Exercise task:
Reply with one number: how many lines contain the word "一般预算收入".

(Data entries)
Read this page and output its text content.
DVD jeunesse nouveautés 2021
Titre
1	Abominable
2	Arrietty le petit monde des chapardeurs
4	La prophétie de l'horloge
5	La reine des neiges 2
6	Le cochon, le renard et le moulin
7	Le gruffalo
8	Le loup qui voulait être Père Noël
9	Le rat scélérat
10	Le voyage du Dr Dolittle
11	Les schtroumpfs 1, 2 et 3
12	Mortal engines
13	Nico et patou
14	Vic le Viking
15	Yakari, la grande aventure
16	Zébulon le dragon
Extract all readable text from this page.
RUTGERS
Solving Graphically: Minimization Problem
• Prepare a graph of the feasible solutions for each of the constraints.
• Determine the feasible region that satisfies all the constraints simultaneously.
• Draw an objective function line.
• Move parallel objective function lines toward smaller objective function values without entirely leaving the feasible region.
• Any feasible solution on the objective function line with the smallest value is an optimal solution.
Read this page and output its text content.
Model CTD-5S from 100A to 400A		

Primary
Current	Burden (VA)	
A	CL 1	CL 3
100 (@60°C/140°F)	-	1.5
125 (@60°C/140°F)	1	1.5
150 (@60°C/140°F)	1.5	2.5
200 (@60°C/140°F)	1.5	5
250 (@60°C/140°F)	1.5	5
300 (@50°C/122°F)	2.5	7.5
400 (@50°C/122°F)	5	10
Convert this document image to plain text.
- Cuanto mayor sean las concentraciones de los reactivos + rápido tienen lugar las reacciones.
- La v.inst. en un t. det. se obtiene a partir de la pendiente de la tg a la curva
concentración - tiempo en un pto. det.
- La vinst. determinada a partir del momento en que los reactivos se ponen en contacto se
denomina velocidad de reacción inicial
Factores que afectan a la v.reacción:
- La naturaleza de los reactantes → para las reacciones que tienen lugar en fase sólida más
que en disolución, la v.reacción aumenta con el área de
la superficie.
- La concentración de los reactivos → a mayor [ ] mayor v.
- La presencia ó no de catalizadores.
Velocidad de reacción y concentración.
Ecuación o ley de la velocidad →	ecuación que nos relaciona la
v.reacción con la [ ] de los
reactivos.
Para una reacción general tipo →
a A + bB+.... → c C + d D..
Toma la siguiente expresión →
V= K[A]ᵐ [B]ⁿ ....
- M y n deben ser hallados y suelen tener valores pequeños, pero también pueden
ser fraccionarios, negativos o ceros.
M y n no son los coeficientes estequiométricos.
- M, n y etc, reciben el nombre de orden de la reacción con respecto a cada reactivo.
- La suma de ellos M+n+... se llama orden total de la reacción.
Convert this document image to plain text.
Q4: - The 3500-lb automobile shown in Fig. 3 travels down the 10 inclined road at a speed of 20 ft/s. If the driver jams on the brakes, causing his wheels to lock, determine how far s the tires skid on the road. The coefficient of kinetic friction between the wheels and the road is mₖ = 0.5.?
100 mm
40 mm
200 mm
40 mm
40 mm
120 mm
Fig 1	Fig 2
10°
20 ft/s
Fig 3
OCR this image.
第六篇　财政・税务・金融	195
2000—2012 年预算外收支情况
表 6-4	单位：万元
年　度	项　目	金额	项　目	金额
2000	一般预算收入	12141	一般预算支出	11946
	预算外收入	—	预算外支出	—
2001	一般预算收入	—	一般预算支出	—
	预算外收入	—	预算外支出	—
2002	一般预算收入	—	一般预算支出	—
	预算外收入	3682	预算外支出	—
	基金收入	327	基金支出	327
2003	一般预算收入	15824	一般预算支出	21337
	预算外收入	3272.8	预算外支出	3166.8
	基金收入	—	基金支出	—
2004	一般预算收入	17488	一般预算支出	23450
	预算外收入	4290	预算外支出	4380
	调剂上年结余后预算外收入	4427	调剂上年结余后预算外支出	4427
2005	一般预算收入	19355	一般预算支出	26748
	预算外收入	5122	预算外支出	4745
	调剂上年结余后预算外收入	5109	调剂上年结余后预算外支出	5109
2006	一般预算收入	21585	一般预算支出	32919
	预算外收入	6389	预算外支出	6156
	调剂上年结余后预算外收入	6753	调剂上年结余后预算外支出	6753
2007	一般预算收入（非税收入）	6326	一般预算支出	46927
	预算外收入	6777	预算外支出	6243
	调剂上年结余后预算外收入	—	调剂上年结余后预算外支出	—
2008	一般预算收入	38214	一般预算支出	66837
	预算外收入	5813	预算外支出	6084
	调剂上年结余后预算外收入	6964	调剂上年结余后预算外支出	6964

Completed task:
9